• Task directions
Below is a set of records. Repeat all of them exactly.
━━ Input
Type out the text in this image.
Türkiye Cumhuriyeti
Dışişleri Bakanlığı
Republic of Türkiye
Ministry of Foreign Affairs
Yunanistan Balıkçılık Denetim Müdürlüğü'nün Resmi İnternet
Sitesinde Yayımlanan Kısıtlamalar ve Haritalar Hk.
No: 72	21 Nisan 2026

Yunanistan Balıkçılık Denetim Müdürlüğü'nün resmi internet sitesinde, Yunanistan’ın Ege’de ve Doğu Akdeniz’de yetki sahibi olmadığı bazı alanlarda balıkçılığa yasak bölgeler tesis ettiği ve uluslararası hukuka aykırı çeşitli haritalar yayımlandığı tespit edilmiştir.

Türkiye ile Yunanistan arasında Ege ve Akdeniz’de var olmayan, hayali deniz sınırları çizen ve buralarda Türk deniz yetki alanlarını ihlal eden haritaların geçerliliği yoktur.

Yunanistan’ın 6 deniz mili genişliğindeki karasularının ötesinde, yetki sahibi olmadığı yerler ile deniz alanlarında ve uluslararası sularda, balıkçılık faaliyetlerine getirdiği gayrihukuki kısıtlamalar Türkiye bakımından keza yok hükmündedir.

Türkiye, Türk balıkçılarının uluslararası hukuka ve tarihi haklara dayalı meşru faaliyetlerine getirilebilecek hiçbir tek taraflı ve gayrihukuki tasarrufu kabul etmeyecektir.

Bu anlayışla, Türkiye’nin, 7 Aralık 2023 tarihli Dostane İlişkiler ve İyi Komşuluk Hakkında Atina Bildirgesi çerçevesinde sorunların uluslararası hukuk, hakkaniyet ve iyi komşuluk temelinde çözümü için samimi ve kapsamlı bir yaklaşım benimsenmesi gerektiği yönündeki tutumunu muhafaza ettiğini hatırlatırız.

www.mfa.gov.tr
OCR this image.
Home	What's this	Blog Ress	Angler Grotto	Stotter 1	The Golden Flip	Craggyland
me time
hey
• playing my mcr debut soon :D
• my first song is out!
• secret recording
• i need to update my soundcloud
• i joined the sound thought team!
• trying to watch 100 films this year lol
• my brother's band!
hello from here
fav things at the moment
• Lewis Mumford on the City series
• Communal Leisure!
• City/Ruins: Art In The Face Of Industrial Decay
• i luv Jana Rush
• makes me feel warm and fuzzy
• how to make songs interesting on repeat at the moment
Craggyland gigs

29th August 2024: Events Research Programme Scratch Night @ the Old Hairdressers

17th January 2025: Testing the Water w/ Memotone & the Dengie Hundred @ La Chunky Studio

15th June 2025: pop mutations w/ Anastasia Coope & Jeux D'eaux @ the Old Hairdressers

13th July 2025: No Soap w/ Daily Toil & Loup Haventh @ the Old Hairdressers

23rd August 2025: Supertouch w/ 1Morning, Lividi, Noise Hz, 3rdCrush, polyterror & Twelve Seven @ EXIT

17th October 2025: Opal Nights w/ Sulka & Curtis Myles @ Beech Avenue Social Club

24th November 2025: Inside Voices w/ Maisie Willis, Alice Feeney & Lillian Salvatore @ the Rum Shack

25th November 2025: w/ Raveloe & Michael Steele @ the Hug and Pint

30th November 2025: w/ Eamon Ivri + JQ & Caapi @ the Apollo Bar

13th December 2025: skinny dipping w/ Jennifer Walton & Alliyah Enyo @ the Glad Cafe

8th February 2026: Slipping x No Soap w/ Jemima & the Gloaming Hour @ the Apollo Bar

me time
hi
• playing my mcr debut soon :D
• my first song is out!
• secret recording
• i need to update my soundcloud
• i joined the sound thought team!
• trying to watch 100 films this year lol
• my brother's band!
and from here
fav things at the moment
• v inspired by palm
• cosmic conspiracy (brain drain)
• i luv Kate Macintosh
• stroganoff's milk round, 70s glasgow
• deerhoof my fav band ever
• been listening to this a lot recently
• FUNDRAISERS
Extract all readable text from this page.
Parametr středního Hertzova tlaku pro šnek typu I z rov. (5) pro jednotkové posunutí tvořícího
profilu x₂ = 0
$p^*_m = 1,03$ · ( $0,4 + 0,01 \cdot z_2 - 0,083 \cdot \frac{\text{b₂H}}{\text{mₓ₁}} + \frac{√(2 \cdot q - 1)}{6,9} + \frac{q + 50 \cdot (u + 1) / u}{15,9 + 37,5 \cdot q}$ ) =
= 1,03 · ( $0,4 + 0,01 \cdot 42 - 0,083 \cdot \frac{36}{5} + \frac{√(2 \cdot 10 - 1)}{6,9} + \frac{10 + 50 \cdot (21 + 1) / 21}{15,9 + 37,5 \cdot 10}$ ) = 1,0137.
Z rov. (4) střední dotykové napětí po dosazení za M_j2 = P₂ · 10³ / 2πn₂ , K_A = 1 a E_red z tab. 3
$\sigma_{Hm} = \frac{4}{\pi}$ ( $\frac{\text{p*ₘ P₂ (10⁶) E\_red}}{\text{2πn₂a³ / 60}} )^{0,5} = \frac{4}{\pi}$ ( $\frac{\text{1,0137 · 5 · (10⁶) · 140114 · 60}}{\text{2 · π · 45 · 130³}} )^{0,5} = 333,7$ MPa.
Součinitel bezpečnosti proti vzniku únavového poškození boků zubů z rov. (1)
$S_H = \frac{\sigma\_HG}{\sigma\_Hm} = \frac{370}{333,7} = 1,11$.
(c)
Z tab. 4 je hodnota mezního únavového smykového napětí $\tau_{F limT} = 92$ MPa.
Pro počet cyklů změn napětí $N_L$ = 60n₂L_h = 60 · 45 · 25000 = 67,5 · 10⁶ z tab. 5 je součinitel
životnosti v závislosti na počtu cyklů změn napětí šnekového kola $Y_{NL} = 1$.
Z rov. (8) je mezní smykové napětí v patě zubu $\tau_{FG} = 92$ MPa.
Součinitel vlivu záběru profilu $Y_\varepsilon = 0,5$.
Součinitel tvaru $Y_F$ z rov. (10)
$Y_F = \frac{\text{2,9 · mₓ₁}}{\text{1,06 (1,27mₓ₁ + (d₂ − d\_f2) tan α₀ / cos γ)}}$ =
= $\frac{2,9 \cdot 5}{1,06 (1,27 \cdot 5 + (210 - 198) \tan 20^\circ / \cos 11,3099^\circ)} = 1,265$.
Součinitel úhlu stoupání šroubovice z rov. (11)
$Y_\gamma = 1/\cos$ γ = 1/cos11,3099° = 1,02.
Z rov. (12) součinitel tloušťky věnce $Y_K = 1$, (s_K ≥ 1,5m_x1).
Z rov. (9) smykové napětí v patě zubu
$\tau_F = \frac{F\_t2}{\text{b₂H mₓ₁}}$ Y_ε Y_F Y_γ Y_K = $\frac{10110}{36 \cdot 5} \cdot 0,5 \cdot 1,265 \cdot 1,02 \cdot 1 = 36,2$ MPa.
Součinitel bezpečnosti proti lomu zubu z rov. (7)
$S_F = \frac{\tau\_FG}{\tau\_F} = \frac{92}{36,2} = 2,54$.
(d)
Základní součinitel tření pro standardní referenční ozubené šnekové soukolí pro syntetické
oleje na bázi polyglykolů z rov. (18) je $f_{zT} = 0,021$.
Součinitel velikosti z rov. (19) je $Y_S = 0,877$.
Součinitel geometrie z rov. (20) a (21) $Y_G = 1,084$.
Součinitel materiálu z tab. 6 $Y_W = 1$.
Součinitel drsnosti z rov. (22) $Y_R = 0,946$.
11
━━━━
• Solution for this exercise
Type out the text in this image.
Türkiye Cumhuriyeti
Dışişleri Bakanlığı
Republic of Türkiye
Ministry of Foreign Affairs
Yunanistan Balıkçılık Denetim Müdürlüğü'nün Resmi İnternet
Sitesinde Yayımlanan Kısıtlamalar ve Haritalar Hk.
No: 72	21 Nisan 2026

Yunanistan Balıkçılık Denetim Müdürlüğü'nün resmi internet sitesinde, Yunanistan’ın Ege’de ve Doğu Akdeniz’de yetki sahibi olmadığı bazı alanlarda balıkçılığa yasak bölgeler tesis ettiği ve uluslararası hukuka aykırı çeşitli haritalar yayımlandığı tespit edilmiştir.

Türkiye ile Yunanistan arasında Ege ve Akdeniz’de var olmayan, hayali deniz sınırları çizen ve buralarda Türk deniz yetki alanlarını ihlal eden haritaların geçerliliği yoktur.

Yunanistan’ın 6 deniz mili genişliğindeki karasularının ötesinde, yetki sahibi olmadığı yerler ile deniz alanlarında ve uluslararası sularda, balıkçılık faaliyetlerine getirdiği gayrihukuki kısıtlamalar Türkiye bakımından keza yok hükmündedir.

Türkiye, Türk balıkçılarının uluslararası hukuka ve tarihi haklara dayalı meşru faaliyetlerine getirilebilecek hiçbir tek taraflı ve gayrihukuki tasarrufu kabul etmeyecektir.

Bu anlayışla, Türkiye’nin, 7 Aralık 2023 tarihli Dostane İlişkiler ve İyi Komşuluk Hakkında Atina Bildirgesi çerçevesinde sorunların uluslararası hukuk, hakkaniyet ve iyi komşuluk temelinde çözümü için samimi ve kapsamlı bir yaklaşım benimsenmesi gerektiği yönündeki tutumunu muhafaza ettiğini hatırlatırız.

www.mfa.gov.tr
OCR this image.
Home	What's this	Blog Ress	Angler Grotto	Stotter 1	The Golden Flip	Craggyland
me time
hey
• playing my mcr debut soon :D
• my first song is out!
• secret recording
• i need to update my soundcloud
• i joined the sound thought team!
• trying to watch 100 films this year lol
• my brother's band!
hello from here
fav things at the moment
• Lewis Mumford on the City series
• Communal Leisure!
• City/Ruins: Art In The Face Of Industrial Decay
• i luv Jana Rush
• makes me feel warm and fuzzy
• how to make songs interesting on repeat at the moment
Craggyland gigs

29th August 2024: Events Research Programme Scratch Night @ the Old Hairdressers

17th January 2025: Testing the Water w/ Memotone & the Dengie Hundred @ La Chunky Studio

15th June 2025: pop mutations w/ Anastasia Coope & Jeux D'eaux @ the Old Hairdressers

13th July 2025: No Soap w/ Daily Toil & Loup Haventh @ the Old Hairdressers

23rd August 2025: Supertouch w/ 1Morning, Lividi, Noise Hz, 3rdCrush, polyterror & Twelve Seven @ EXIT

17th October 2025: Opal Nights w/ Sulka & Curtis Myles @ Beech Avenue Social Club

24th November 2025: Inside Voices w/ Maisie Willis, Alice Feeney & Lillian Salvatore @ the Rum Shack

25th November 2025: w/ Raveloe & Michael Steele @ the Hug and Pint

30th November 2025: w/ Eamon Ivri + JQ & Caapi @ the Apollo Bar

13th December 2025: skinny dipping w/ Jennifer Walton & Alliyah Enyo @ the Glad Cafe

8th February 2026: Slipping x No Soap w/ Jemima & the Gloaming Hour @ the Apollo Bar

me time
hi
• playing my mcr debut soon :D
• my first song is out!
• secret recording
• i need to update my soundcloud
• i joined the sound thought team!
• trying to watch 100 films this year lol
• my brother's band!
and from here
fav things at the moment
• v inspired by palm
• cosmic conspiracy (brain drain)
• i luv Kate Macintosh
• stroganoff's milk round, 70s glasgow
• deerhoof my fav band ever
• been listening to this a lot recently
• FUNDRAISERS
Extract all readable text from this page.
Parametr středního Hertzova tlaku pro šnek typu I z rov. (5) pro jednotkové posunutí tvořícího
profilu x₂ = 0
$p^*_m = 1,03$ · ( $0,4 + 0,01 \cdot z_2 - 0,083 \cdot \frac{\text{b₂H}}{\text{mₓ₁}} + \frac{√(2 \cdot q - 1)}{6,9} + \frac{q + 50 \cdot (u + 1) / u}{15,9 + 37,5 \cdot q}$ ) =
= 1,03 · ( $0,4 + 0,01 \cdot 42 - 0,083 \cdot \frac{36}{5} + \frac{√(2 \cdot 10 - 1)}{6,9} + \frac{10 + 50 \cdot (21 + 1) / 21}{15,9 + 37,5 \cdot 10}$ ) = 1,0137.
Z rov. (4) střední dotykové napětí po dosazení za M_j2 = P₂ · 10³ / 2πn₂ , K_A = 1 a E_red z tab. 3
$\sigma_{Hm} = \frac{4}{\pi}$ ( $\frac{\text{p*ₘ P₂ (10⁶) E\_red}}{\text{2πn₂a³ / 60}} )^{0,5} = \frac{4}{\pi}$ ( $\frac{\text{1,0137 · 5 · (10⁶) · 140114 · 60}}{\text{2 · π · 45 · 130³}} )^{0,5} = 333,7$ MPa.
Součinitel bezpečnosti proti vzniku únavového poškození boků zubů z rov. (1)
$S_H = \frac{\sigma\_HG}{\sigma\_Hm} = \frac{370}{333,7} = 1,11$.
(c)
Z tab. 4 je hodnota mezního únavového smykového napětí $\tau_{F limT} = 92$ MPa.
Pro počet cyklů změn napětí $N_L$ = 60n₂L_h = 60 · 45 · 25000 = 67,5 · 10⁶ z tab. 5 je součinitel
životnosti v závislosti na počtu cyklů změn napětí šnekového kola $Y_{NL} = 1$.
Z rov. (8) je mezní smykové napětí v patě zubu $\tau_{FG} = 92$ MPa.
Součinitel vlivu záběru profilu $Y_\varepsilon = 0,5$.
Součinitel tvaru $Y_F$ z rov. (10)
$Y_F = \frac{\text{2,9 · mₓ₁}}{\text{1,06 (1,27mₓ₁ + (d₂ − d\_f2) tan α₀ / cos γ)}}$ =
= $\frac{2,9 \cdot 5}{1,06 (1,27 \cdot 5 + (210 - 198) \tan 20^\circ / \cos 11,3099^\circ)} = 1,265$.
Součinitel úhlu stoupání šroubovice z rov. (11)
$Y_\gamma = 1/\cos$ γ = 1/cos11,3099° = 1,02.
Z rov. (12) součinitel tloušťky věnce $Y_K = 1$, (s_K ≥ 1,5m_x1).
Z rov. (9) smykové napětí v patě zubu
$\tau_F = \frac{F\_t2}{\text{b₂H mₓ₁}}$ Y_ε Y_F Y_γ Y_K = $\frac{10110}{36 \cdot 5} \cdot 0,5 \cdot 1,265 \cdot 1,02 \cdot 1 = 36,2$ MPa.
Součinitel bezpečnosti proti lomu zubu z rov. (7)
$S_F = \frac{\tau\_FG}{\tau\_F} = \frac{92}{36,2} = 2,54$.
(d)
Základní součinitel tření pro standardní referenční ozubené šnekové soukolí pro syntetické
oleje na bázi polyglykolů z rov. (18) je $f_{zT} = 0,021$.
Součinitel velikosti z rov. (19) je $Y_S = 0,877$.
Součinitel geometrie z rov. (20) a (21) $Y_G = 1,084$.
Součinitel materiálu z tab. 6 $Y_W = 1$.
Součinitel drsnosti z rov. (22) $Y_R = 0,946$.
11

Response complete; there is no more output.